◆ Description of the task
Below are some entries. Copy each line that holds the string "Volume".

◆ Supplied data
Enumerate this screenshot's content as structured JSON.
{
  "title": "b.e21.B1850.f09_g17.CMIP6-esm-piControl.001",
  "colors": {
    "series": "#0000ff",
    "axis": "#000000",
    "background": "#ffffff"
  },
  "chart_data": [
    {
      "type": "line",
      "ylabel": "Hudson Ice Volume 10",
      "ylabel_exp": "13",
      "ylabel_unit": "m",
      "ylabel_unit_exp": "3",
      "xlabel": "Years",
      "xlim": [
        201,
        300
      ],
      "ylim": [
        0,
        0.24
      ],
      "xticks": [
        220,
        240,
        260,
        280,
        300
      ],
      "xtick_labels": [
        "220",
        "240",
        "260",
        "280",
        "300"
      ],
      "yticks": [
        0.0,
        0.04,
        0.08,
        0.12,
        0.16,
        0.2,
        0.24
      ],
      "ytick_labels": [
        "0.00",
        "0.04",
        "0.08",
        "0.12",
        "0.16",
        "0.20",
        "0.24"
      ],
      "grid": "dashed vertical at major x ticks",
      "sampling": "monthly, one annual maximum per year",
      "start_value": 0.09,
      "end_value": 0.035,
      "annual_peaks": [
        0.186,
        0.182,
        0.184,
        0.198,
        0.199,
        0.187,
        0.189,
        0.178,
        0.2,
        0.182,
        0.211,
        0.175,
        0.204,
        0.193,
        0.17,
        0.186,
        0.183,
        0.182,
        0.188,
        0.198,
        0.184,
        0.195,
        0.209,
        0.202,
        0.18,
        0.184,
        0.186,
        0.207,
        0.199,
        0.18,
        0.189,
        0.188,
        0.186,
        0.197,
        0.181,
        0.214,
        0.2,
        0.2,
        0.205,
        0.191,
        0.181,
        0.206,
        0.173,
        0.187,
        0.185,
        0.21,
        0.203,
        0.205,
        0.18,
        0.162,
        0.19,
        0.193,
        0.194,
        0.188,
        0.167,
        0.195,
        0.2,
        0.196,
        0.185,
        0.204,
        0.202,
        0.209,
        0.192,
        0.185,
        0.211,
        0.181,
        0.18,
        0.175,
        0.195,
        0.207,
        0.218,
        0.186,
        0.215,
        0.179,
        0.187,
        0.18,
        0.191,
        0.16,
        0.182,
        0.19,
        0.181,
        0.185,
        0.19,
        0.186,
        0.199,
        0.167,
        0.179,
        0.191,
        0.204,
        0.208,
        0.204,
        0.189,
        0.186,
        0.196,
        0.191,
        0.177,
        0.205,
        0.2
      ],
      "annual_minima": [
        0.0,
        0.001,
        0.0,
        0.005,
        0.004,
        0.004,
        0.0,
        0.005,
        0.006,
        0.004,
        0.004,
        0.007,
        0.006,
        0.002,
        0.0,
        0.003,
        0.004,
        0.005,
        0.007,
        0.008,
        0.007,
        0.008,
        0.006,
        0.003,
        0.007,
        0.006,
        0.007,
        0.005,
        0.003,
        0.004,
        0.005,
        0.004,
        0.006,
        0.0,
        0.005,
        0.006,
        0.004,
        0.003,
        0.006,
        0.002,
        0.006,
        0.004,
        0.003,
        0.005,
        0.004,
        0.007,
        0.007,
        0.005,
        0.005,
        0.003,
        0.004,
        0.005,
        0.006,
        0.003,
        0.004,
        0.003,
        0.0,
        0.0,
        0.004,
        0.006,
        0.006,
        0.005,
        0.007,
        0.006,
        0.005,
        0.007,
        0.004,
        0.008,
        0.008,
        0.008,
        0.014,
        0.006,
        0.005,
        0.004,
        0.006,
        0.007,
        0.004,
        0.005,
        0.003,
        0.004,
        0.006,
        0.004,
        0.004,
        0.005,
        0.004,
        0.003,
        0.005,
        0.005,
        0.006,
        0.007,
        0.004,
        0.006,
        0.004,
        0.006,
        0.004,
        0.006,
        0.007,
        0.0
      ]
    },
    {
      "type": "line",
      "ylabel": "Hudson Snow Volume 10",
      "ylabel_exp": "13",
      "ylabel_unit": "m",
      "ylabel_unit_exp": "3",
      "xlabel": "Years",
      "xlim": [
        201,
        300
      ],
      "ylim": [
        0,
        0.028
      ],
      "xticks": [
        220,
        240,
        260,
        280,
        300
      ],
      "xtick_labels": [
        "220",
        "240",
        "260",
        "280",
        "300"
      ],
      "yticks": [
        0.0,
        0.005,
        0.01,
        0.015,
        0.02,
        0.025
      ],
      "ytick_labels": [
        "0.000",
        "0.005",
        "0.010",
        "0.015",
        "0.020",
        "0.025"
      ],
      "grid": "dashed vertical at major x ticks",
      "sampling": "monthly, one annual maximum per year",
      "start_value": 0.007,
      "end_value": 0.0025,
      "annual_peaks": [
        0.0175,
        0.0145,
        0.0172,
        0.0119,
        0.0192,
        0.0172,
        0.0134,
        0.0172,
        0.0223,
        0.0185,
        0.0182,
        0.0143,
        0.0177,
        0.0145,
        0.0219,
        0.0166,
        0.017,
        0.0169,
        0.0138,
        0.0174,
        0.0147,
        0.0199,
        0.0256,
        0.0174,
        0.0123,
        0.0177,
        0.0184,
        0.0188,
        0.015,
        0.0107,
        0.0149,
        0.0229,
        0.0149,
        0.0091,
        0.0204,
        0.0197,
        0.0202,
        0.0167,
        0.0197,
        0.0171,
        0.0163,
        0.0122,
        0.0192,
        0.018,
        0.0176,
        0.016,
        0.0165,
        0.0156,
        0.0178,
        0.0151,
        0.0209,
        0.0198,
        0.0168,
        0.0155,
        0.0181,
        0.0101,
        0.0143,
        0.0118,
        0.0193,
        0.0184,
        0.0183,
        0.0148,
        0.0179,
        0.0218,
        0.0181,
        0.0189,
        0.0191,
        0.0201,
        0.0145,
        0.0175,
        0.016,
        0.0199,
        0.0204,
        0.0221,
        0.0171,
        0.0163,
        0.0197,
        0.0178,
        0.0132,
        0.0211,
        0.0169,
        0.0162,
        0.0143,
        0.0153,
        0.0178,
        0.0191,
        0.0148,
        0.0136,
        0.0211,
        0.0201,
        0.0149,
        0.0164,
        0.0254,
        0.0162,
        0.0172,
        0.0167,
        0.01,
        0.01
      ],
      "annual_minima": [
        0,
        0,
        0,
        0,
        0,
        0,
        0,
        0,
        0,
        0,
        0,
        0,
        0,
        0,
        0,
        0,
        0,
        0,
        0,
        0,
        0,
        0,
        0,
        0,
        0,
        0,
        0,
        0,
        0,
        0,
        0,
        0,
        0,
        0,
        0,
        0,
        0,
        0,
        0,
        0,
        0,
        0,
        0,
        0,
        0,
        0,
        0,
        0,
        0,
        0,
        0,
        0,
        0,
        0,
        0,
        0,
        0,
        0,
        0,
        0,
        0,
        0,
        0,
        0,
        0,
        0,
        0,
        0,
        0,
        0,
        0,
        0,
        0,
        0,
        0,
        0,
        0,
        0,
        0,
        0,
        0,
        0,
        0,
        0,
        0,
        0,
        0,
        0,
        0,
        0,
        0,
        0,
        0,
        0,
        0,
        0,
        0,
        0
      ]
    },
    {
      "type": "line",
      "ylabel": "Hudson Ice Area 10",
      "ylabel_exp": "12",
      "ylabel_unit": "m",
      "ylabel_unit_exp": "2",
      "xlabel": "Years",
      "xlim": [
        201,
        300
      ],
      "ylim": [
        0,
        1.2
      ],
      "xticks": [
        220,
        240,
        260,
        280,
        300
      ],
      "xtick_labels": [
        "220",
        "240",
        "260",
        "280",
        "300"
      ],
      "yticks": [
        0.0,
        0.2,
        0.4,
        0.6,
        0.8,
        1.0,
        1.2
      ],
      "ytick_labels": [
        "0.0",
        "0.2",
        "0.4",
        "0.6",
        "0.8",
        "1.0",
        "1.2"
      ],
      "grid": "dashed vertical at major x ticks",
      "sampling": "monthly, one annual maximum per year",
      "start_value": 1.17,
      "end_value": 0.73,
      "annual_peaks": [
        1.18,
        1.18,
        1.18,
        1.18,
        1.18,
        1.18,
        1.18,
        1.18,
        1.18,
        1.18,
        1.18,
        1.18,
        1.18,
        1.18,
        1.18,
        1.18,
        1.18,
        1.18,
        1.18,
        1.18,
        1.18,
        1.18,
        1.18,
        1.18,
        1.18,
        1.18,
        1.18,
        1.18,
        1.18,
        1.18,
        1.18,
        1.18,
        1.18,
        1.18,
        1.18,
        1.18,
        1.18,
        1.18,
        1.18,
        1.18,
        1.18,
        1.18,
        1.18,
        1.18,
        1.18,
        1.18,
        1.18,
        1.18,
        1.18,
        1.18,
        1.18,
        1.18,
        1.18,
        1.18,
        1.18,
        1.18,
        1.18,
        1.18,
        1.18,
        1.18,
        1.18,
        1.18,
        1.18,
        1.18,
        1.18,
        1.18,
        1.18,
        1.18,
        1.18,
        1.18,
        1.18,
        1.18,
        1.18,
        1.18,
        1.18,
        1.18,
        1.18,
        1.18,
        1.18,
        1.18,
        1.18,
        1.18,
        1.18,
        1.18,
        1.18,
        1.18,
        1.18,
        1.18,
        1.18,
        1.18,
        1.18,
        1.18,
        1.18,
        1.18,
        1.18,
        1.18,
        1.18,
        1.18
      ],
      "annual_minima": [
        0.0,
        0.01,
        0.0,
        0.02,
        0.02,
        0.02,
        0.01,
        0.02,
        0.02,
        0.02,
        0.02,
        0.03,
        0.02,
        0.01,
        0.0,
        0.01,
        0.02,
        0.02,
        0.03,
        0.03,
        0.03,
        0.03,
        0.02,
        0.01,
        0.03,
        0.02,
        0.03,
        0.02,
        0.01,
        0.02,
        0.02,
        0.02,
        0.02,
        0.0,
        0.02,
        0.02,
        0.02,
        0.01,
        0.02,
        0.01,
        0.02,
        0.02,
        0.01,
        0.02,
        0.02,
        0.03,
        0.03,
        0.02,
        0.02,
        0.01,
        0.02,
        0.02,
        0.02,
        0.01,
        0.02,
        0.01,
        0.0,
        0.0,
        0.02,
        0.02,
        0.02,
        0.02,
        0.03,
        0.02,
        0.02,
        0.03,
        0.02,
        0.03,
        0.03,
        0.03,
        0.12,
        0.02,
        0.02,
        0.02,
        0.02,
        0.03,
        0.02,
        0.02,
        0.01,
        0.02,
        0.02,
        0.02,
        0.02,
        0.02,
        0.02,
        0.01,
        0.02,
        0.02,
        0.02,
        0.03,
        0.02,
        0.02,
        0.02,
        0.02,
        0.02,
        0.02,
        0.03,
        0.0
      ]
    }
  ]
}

◆ Result of this exercise
      "ylabel": "Hudson Ice Volume 10",
      "ylabel": "Hudson Snow Volume 10",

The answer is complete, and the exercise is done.